## [PASSAGE]
------------------------------------------------------------

When National MP Simon Bridges called Police Commissioner Andrew Coster a “wokester” recently, his intention was apparently to suggest the police are too soft on crime.
Debating the concept of “policing by consent” during a recent select committee hearing, Bridges asked Coster: “Do the police still arrest people in this country?”
One inference to be drawn from Bridges’s statements is that crime in New Zealand is increasing, possibly due to lenient policing.
To test that, we collected publicly available crime data from New Zealand Police. To measure any recent patterns we looked at data for the past six years, 2015 to 2020.
The first category we looked at is what the police call “victimisation”. This includes the total number of cases involving:
- acts intended to cause injury
- sexual assault and related offences
- abduction, harassment etc.
- robbery, extortion and related offenses
- burglary, breaking and entering and unlawful entry
- theft and related offences.
Out of the six categories, it is clear most crimes involve injury, burglary and theft. The numbers for the other three crimes are negligible.
But the pattern is clear — there is no significant increase in crime across the six years, and there is no significant increase in any of the individual components.
A potential concern with the broad victimisation measure is that it may not fully capture the specific nature of crimes. For example, it is possible some crime is concentrated in certain locations and some victims are falling prey multiple times.
Read more: Policing by consent is not ‘woke’ — it is fundamental to a democratic society
But if we look at the number of unique victims, we are now only counting each victim once, irrespective of how many times they were victimised during the 12 months in question.
According to the police, this data set can be used to understand repeat victimisation patterns.
Once again the pattern is clear — there is no evidence of any significant increase in the number of unique victims over the past six years.
Victims, of course, are only one part of the story. We can also look at the number of unique offenders.

------------------------------------------------------------

## [EXERCISE INSTRUCTIONS]
1 – According to the New Zealand crime article, which years of police data were collected to measure recent patterns?
2 – Write the next part of the New Zealand crime article, picking up after its final sentence.

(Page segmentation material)
------------------------------------------------------------

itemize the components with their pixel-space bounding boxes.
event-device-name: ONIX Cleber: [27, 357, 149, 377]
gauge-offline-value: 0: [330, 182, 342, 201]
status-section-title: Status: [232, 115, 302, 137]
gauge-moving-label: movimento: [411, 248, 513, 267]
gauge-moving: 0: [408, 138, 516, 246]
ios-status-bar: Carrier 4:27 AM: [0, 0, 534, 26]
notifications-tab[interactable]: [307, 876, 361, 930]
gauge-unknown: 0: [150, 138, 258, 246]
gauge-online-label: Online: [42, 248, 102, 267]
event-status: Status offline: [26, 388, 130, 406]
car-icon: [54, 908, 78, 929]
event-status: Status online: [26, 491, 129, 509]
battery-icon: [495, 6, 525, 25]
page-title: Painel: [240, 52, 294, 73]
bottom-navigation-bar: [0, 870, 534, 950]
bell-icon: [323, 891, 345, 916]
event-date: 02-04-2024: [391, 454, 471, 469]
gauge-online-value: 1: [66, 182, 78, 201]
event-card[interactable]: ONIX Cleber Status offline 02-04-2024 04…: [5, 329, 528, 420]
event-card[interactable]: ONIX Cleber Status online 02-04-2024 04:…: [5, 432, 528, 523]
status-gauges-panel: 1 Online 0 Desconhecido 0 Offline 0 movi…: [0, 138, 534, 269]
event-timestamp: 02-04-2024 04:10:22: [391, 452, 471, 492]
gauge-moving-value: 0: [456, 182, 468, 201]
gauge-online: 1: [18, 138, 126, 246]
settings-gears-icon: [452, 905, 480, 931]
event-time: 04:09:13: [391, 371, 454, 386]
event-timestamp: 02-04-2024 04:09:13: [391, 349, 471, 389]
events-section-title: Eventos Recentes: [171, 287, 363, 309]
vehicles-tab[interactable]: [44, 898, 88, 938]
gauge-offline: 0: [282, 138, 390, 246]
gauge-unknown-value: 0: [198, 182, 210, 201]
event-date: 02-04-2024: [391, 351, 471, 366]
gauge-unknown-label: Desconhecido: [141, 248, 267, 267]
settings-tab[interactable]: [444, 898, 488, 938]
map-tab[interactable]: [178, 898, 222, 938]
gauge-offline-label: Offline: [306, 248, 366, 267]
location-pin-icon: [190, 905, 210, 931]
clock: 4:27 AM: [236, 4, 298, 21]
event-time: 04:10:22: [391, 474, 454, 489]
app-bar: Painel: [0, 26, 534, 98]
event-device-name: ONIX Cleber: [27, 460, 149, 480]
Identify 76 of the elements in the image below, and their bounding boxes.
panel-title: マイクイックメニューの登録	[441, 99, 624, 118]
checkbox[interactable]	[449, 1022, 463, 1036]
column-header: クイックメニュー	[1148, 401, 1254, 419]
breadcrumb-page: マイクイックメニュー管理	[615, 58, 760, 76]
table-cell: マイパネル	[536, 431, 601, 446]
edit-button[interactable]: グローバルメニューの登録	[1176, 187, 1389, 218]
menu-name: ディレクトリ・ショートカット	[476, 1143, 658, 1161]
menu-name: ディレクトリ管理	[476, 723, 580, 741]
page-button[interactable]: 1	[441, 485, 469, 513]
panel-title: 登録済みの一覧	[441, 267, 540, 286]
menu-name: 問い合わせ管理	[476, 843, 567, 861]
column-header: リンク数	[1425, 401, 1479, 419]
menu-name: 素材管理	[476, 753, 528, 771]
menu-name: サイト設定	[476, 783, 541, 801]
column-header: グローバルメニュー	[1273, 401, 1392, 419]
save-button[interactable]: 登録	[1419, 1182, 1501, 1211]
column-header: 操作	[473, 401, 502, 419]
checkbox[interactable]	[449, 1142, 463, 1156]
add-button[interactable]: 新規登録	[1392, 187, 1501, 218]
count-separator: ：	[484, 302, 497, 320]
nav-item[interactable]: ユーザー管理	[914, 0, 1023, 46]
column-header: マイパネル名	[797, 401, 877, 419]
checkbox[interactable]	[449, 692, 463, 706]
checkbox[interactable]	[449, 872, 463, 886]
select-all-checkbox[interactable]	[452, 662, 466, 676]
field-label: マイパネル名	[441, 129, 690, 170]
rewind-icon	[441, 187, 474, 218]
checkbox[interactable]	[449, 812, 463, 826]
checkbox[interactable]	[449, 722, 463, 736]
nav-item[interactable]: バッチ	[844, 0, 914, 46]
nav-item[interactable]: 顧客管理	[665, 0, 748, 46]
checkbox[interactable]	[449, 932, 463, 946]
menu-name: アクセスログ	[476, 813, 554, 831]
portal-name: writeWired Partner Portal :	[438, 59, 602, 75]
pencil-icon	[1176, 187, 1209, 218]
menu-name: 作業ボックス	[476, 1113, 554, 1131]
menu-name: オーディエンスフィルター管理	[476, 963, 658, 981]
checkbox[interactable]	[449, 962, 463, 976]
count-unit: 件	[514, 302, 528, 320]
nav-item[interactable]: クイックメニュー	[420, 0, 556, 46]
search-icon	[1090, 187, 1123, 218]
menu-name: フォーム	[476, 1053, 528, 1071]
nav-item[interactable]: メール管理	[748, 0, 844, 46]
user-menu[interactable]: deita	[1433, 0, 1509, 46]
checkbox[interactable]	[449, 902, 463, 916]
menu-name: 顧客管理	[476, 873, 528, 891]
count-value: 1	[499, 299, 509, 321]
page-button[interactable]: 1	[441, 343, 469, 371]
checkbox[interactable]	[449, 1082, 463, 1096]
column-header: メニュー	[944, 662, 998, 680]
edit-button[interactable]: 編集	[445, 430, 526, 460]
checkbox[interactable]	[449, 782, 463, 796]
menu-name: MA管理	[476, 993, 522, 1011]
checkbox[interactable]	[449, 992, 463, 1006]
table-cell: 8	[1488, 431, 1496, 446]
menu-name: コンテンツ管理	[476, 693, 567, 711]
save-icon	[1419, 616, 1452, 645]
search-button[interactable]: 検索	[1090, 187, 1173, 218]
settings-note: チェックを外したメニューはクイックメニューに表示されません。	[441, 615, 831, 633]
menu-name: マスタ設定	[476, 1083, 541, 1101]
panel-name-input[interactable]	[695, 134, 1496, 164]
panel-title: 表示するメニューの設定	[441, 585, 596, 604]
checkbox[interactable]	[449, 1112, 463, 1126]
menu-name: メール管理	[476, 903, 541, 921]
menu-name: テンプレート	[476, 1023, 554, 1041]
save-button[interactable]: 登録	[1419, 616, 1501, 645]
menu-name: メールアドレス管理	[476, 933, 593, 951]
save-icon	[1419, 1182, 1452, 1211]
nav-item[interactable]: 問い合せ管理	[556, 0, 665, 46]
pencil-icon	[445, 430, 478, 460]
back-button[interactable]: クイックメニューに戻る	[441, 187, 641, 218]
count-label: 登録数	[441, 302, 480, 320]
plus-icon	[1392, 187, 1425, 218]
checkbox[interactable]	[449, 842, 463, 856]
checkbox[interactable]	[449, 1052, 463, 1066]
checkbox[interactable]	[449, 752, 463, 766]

------------------------------------------------------------

## [PER-TASK ANSWERS]
1 – The six years from 2015 to 2020.

2 –
Here we see a steady decline in the number of offenders. Again, one could look at multiple ways of measuring this, but the evidence presented above does not suggest a massive increase in offending.
In the next two figures we drill down a little further and look at two separate and specific types of crimes.
Figure 4 looks at illicit drug offences. This is important because the general data on victimisation does not include so-called victimless crimes (such as drug possession).
Here, there is evidence of an increase, albeit a modest one: roughly 13%, from 8,772 in 2015 to 9,924 in 2020. It is possible this is due to either increased drug offences or to increased prosecutions.
Finally, in Figure 5 we look at a category that tends to involve small numbers but receives great attention in political debates: prohibited and regulated weapons and explosives offences.
Again we see a modest increase of about 14%, from 3,747 in 2015 to 4,281 in 2020.
Objectively, it seems hard to make the case that crime in New Zealand has increased dramatically over the past six years. In fact, some categories of crime may have actually declined.
But even if crime levels are relatively static, are they still too high?
If we look at the first victimisation measure only, there were a total of 239,519 cases in 2020 from a population of five million. That is approximately five out of every 100 people.
That may not appear to be a very high number, but some of these crimes will be more serious than others. The ideal trend, of course, would be declining numbers to the point of no measurable crime at all.
Unlikely, perhaps, but something Simon Bridges and Andrew Coster might agree on, at least.